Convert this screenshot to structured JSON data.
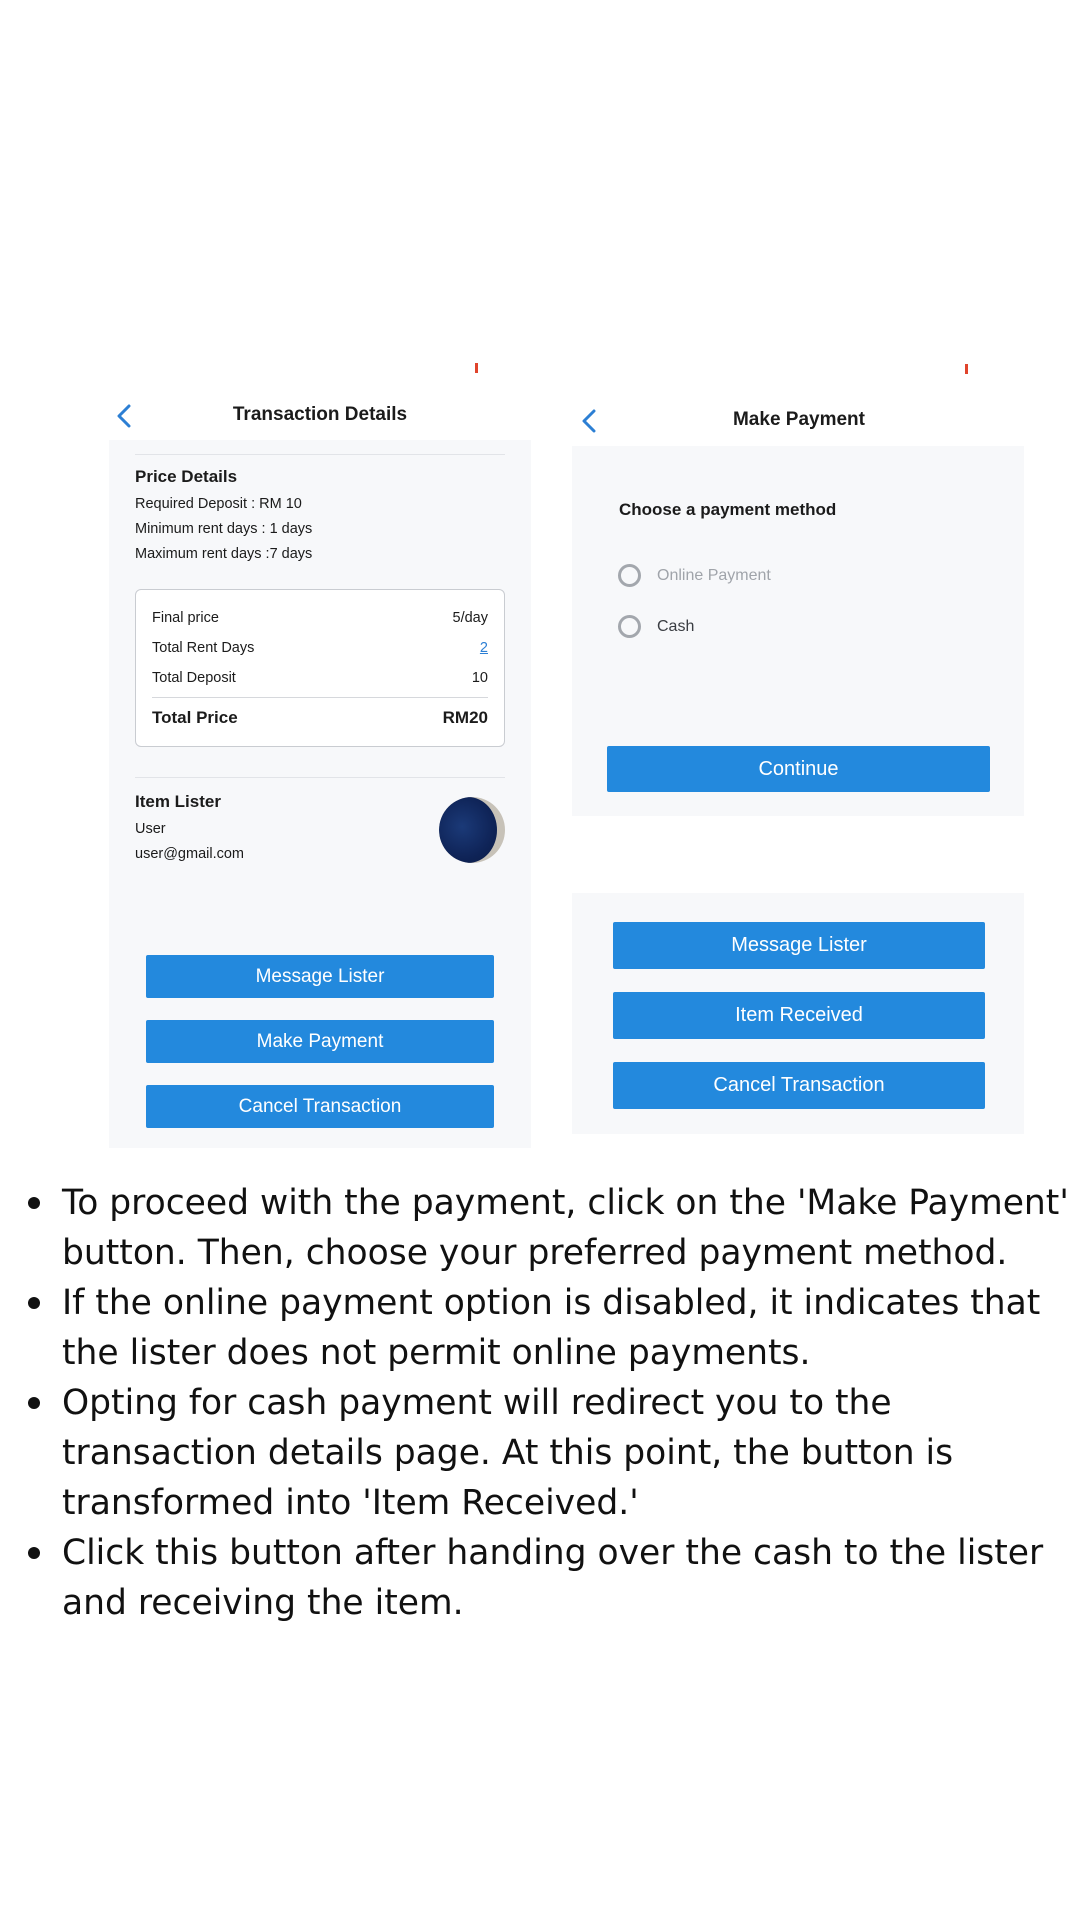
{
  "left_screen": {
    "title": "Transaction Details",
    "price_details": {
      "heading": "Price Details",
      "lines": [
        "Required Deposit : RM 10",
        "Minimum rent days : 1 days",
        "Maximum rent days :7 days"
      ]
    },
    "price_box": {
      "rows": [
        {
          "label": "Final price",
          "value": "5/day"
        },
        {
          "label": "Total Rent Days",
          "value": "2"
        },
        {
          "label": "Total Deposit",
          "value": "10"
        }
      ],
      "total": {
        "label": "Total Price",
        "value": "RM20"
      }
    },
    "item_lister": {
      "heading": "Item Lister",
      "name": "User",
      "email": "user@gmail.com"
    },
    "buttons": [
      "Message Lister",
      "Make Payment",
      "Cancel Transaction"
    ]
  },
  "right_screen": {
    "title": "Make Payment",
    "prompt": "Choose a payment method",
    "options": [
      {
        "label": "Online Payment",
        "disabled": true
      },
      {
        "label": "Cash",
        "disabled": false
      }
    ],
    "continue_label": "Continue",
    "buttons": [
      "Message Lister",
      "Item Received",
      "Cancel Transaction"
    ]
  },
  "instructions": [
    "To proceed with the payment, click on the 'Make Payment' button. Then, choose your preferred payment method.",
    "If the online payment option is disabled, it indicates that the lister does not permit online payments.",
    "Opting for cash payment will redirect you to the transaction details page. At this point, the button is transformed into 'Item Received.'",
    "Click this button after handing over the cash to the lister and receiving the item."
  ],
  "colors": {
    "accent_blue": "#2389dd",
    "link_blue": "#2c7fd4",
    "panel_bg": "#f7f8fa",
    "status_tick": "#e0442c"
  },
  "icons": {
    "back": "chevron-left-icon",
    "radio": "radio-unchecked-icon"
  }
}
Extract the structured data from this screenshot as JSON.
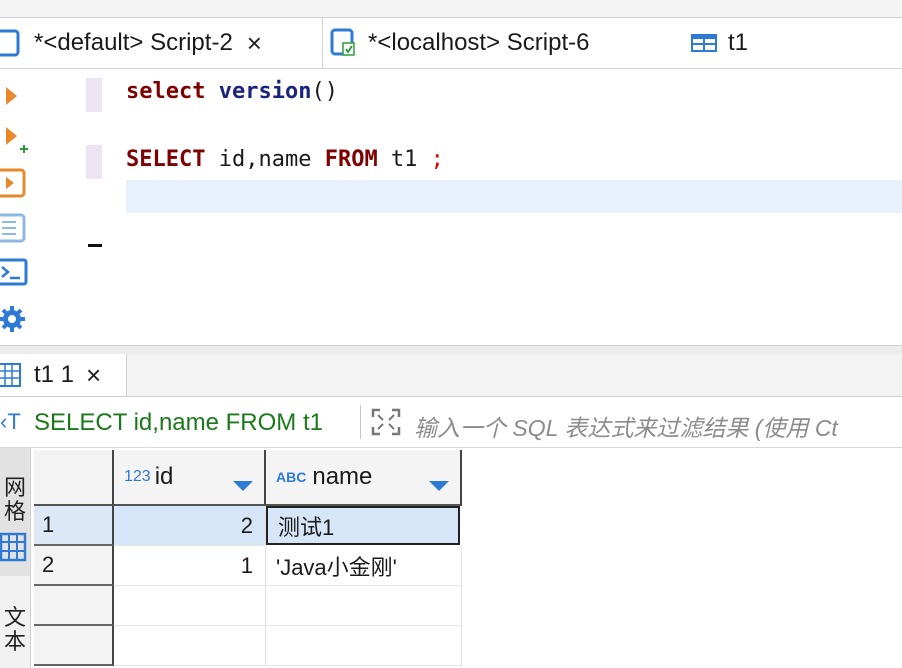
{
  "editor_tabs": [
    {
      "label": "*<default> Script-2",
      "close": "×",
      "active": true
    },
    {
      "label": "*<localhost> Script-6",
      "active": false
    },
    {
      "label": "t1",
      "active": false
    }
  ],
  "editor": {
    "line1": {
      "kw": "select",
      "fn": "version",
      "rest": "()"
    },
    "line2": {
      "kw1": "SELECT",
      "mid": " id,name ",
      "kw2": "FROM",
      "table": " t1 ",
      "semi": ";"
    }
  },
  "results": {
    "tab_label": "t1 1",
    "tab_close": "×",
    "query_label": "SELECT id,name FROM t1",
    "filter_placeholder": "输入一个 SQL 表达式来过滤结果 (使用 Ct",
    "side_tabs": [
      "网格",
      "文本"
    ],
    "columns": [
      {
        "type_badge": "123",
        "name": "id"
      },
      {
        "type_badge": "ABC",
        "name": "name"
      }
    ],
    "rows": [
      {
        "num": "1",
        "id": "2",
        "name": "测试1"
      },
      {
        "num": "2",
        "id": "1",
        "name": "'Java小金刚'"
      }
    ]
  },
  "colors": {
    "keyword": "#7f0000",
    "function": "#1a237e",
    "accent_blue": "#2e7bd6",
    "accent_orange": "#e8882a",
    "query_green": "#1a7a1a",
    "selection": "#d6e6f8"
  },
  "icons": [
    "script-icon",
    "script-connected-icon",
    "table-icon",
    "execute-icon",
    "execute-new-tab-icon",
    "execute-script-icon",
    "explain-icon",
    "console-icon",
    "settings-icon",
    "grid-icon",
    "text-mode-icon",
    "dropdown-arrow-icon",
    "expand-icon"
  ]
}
☆ ☆ ☆ ☆ ☆ ☆ ☆
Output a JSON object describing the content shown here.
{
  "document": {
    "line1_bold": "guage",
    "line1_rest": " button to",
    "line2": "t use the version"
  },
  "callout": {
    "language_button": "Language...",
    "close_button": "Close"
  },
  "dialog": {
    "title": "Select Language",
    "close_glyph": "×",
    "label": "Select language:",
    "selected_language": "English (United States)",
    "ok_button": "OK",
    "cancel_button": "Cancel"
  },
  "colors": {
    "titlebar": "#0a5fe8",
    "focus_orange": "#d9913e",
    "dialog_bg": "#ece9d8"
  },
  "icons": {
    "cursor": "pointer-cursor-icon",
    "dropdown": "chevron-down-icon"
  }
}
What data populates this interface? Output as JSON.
☆ ☆ ☆ ☆ ☆ ☆ ☆
_Given request_. All lines in the listing above from the line containing "Output a JSON" to the line containing "What data populates", inclusive, should be retyped exactly; no other lines should appear.

_Expected answer_.
Output a JSON object describing the content shown here.
{
  "document": {
    "line1_bold": "guage",
    "line1_rest": " button to",
    "line2": "t use the version"
  },
  "callout": {
    "language_button": "Language...",
    "close_button": "Close"
  },
  "dialog": {
    "title": "Select Language",
    "close_glyph": "×",
    "label": "Select language:",
    "selected_language": "English (United States)",
    "ok_button": "OK",
    "cancel_button": "Cancel"
  },
  "colors": {
    "titlebar": "#0a5fe8",
    "focus_orange": "#d9913e",
    "dialog_bg": "#ece9d8"
  },
  "icons": {
    "cursor": "pointer-cursor-icon",
    "dropdown": "chevron-down-icon"
  }
}
What data populates this interface? Output as JSON.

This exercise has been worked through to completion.